From the listing below, pull each line that includes "WAERS".

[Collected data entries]
________________________________________
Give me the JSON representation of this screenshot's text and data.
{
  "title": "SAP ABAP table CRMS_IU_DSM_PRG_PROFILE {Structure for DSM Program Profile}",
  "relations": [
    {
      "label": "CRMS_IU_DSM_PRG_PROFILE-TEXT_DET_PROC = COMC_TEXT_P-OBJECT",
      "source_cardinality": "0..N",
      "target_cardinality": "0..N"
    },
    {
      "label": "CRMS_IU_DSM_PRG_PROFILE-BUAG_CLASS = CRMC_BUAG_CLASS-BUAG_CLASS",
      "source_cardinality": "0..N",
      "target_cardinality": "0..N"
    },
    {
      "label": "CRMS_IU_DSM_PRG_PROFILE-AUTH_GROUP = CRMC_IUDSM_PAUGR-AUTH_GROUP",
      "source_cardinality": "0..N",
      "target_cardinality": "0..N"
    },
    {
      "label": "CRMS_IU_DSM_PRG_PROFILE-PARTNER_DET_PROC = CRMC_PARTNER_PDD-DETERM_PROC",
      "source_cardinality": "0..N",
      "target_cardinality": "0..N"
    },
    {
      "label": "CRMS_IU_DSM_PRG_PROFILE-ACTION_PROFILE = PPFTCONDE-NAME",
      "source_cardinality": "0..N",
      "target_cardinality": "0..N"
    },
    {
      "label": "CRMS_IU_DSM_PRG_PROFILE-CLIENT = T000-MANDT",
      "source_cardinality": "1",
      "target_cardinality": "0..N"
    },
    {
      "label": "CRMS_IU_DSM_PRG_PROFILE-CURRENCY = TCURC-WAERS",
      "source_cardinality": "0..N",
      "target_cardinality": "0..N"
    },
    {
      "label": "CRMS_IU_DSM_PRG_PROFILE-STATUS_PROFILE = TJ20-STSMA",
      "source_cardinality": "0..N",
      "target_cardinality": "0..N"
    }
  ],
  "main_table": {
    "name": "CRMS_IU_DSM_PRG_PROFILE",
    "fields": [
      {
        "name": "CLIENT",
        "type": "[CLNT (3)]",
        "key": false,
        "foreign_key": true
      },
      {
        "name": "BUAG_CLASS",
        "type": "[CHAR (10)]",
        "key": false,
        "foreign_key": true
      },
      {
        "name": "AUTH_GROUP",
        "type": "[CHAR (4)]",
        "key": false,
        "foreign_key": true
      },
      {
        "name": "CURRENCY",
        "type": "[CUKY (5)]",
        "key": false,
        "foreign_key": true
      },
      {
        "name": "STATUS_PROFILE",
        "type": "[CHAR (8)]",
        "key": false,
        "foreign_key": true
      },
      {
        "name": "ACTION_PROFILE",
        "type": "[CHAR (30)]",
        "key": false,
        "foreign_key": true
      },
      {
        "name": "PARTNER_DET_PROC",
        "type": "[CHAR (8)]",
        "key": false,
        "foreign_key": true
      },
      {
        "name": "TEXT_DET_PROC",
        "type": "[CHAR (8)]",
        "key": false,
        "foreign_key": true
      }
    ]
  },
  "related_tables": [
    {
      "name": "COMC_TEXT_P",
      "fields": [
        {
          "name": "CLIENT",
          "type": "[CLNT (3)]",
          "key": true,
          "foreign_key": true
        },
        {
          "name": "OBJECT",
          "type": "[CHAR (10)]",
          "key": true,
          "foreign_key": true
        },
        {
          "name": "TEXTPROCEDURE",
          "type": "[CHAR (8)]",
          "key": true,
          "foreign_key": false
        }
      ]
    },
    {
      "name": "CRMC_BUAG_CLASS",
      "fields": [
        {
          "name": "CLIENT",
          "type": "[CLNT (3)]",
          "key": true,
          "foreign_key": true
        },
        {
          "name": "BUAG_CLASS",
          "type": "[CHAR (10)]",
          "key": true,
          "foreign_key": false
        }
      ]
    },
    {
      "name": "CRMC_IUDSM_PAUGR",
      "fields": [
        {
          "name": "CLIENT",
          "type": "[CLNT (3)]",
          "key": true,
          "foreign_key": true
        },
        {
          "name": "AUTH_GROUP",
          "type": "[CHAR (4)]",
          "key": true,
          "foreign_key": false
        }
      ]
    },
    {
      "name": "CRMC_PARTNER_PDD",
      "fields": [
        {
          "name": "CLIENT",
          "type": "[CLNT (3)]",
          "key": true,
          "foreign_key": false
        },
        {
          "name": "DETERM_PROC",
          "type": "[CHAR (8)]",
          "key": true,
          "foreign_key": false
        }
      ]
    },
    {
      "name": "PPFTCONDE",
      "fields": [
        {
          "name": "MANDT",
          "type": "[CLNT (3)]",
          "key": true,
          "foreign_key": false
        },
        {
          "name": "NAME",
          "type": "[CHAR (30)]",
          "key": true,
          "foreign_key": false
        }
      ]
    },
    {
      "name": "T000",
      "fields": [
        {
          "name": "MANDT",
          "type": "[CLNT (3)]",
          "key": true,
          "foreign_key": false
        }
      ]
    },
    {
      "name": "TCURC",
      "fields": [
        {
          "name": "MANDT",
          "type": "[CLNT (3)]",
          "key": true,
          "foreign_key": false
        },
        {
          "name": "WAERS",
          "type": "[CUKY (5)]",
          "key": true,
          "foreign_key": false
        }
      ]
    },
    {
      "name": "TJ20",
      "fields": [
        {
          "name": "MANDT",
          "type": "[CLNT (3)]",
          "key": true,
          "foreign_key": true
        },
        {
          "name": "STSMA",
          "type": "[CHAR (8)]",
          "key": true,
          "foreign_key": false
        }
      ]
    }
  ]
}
________________________________________
SOLUTION TO THE EXERCISE:
      "label": "CRMS_IU_DSM_PRG_PROFILE-CURRENCY = TCURC-WAERS",
          "name": "WAERS",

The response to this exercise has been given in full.